Go over the entries below line by line, copying each one that contains the word "JSON".

--------------------

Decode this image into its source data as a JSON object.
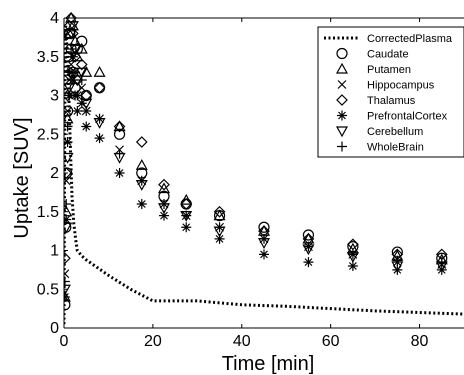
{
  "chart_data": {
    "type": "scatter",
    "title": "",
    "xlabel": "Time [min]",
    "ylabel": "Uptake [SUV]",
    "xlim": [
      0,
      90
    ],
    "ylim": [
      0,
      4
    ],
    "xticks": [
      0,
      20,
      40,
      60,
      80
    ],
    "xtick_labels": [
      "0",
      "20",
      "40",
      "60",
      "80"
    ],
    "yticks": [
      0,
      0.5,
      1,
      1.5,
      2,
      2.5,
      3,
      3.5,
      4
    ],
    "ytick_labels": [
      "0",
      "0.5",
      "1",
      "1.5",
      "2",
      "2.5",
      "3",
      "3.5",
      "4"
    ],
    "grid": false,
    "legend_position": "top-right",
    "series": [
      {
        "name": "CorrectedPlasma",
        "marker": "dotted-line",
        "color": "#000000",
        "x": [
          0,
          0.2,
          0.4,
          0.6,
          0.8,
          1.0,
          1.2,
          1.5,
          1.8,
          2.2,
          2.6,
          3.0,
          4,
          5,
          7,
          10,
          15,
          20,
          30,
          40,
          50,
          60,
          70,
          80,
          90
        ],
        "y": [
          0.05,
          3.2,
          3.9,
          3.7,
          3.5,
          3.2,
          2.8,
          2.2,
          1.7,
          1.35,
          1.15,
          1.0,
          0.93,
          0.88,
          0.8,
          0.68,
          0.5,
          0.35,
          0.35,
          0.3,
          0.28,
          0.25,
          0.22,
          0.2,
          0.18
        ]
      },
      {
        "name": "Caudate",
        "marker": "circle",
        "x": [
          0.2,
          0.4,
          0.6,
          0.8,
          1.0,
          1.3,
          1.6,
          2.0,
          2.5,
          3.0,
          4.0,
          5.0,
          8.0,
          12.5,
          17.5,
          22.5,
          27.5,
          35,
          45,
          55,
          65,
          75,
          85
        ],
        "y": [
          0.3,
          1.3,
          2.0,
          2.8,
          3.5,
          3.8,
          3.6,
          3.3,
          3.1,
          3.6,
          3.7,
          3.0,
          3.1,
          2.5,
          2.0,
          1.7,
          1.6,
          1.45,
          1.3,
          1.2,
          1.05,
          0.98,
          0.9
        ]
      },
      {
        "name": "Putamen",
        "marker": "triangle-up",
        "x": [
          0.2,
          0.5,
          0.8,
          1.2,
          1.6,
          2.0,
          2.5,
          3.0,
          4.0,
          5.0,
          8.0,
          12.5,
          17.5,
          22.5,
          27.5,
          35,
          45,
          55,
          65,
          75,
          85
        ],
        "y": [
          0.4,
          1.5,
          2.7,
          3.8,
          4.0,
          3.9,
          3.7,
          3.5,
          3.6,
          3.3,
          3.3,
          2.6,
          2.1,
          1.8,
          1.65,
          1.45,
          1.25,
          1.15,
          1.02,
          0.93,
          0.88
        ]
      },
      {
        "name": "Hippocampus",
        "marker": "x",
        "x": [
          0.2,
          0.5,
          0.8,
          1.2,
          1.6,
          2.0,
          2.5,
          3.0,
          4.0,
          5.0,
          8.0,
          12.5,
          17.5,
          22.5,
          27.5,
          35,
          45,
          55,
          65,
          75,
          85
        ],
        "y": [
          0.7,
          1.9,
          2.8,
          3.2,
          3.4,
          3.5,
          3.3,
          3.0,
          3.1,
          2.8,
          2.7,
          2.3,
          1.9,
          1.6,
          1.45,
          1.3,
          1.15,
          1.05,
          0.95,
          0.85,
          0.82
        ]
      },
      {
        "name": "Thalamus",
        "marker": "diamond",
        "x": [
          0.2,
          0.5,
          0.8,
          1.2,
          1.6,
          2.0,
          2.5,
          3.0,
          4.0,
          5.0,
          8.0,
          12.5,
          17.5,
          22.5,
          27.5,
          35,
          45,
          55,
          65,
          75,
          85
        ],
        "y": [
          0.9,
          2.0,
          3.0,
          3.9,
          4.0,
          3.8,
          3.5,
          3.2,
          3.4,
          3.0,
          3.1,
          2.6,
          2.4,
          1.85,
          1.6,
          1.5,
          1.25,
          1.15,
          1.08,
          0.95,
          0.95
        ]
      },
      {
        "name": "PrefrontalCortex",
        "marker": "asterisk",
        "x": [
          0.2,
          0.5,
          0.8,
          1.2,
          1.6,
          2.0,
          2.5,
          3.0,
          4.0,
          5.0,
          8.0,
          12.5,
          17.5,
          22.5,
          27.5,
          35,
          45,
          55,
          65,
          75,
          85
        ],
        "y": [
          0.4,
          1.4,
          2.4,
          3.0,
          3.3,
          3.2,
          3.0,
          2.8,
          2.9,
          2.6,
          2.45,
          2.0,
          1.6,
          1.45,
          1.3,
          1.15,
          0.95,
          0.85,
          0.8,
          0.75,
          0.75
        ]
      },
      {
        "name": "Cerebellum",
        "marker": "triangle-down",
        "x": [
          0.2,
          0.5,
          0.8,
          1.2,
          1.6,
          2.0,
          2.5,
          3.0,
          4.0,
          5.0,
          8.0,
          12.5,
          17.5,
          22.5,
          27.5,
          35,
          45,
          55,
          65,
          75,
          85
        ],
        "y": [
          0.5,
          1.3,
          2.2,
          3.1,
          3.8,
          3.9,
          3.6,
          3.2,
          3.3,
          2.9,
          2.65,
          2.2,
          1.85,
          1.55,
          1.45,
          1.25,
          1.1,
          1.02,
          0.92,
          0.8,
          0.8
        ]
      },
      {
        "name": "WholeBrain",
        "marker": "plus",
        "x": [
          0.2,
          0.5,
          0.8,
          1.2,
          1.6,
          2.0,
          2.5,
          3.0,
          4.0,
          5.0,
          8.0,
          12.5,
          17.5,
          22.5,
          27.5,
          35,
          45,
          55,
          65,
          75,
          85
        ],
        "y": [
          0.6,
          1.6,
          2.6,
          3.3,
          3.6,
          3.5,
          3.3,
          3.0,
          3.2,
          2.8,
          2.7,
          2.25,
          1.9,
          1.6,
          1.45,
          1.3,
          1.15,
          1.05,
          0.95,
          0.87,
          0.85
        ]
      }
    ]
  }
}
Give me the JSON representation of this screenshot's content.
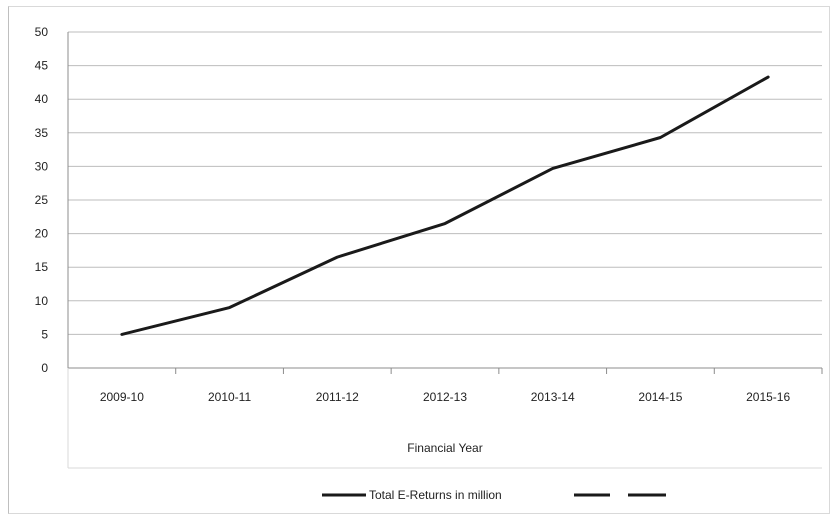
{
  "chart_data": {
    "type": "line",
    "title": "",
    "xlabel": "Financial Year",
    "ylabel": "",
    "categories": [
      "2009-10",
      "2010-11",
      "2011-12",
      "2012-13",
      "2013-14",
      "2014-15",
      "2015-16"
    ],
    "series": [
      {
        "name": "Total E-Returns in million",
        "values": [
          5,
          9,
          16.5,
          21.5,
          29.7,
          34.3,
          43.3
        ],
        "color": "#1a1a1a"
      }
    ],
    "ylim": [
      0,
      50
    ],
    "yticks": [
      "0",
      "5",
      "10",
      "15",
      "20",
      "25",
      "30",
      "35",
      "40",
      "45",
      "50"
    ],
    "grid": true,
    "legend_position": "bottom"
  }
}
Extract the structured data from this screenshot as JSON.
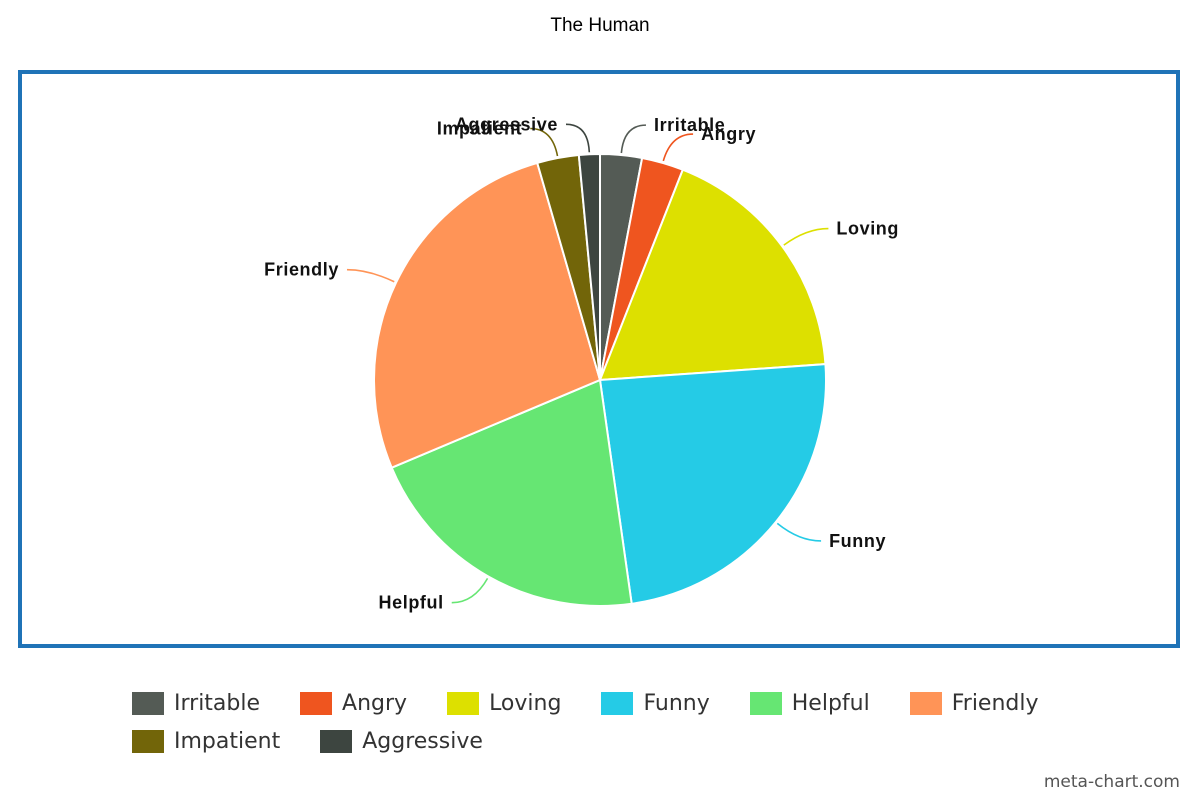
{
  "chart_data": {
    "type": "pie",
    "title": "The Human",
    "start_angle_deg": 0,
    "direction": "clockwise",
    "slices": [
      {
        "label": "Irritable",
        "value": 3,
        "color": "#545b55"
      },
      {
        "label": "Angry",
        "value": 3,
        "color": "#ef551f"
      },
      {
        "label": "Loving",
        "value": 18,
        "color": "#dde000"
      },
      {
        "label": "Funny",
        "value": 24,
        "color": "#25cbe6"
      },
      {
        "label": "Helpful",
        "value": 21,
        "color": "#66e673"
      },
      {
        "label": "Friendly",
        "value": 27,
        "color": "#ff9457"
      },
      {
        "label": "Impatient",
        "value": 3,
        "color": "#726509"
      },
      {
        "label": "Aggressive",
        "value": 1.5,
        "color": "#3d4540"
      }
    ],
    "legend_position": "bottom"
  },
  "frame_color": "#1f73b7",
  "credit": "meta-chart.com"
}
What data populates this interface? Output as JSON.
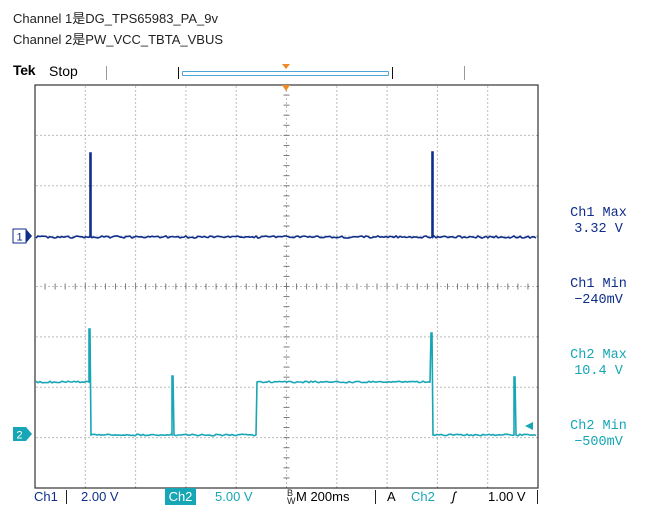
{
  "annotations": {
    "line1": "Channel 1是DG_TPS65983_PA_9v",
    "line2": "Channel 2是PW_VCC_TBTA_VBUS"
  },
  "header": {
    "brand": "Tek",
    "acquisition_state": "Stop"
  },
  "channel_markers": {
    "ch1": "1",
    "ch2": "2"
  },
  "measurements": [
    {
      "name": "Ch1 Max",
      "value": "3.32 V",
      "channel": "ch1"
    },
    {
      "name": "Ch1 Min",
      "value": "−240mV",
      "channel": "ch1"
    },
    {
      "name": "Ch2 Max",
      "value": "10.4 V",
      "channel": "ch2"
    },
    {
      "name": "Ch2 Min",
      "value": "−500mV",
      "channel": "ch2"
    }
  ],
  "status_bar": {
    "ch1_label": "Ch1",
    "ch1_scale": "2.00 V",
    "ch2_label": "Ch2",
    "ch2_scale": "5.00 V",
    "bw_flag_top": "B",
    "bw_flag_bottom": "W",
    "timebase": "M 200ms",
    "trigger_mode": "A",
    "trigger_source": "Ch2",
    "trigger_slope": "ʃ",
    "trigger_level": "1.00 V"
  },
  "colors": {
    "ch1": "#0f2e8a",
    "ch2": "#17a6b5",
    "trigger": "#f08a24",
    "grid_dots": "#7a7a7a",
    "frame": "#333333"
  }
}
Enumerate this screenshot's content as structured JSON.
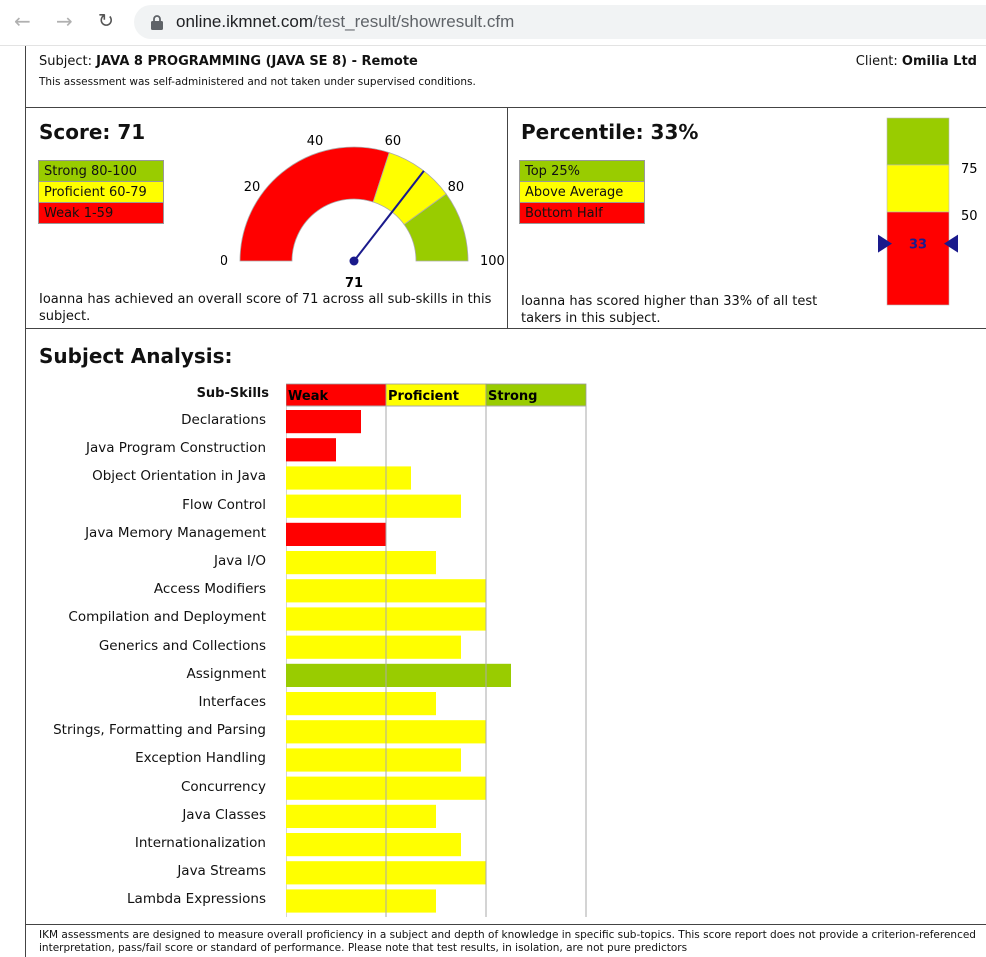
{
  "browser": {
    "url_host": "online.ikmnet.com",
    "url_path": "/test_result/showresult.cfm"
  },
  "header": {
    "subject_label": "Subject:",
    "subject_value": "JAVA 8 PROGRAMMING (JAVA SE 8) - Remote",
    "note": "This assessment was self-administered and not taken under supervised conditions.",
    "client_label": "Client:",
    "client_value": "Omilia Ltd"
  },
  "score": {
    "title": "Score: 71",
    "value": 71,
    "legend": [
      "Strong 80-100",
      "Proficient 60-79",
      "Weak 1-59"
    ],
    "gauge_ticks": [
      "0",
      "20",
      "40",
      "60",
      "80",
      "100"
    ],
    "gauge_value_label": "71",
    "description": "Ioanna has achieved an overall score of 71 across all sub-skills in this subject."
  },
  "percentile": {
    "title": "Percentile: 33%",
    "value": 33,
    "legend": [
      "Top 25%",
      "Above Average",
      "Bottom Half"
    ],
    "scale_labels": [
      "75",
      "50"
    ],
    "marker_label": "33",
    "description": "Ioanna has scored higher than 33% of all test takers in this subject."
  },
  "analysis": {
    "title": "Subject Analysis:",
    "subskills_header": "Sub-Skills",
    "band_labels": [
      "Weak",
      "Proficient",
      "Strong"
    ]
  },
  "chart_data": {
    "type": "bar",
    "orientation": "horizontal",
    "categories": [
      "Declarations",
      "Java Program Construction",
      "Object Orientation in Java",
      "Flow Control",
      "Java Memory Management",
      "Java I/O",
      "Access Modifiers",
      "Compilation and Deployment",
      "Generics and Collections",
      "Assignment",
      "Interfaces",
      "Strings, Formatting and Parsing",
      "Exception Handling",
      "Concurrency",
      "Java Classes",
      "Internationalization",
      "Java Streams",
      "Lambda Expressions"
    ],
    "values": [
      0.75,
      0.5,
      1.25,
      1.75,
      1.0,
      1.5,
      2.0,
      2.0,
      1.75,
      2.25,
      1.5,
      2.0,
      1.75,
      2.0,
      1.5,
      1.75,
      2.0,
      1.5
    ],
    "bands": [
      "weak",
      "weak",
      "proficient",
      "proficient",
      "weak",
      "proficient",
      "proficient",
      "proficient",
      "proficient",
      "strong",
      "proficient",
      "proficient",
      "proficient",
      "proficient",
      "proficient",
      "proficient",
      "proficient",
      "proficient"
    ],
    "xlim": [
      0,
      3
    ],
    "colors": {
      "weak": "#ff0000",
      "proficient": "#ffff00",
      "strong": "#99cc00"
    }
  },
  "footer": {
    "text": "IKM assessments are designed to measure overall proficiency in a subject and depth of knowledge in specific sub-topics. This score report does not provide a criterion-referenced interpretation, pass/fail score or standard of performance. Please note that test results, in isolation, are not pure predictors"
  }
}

--------------------

◆ Task result ◆
Decode this image into its source data as a JSON object.
Give me the JSON representation of this screenshot's content.
Extract the structured data from this screenshot as JSON.
What data populates this interface? Output as JSON.
Enumerate this screenshot's content as structured JSON.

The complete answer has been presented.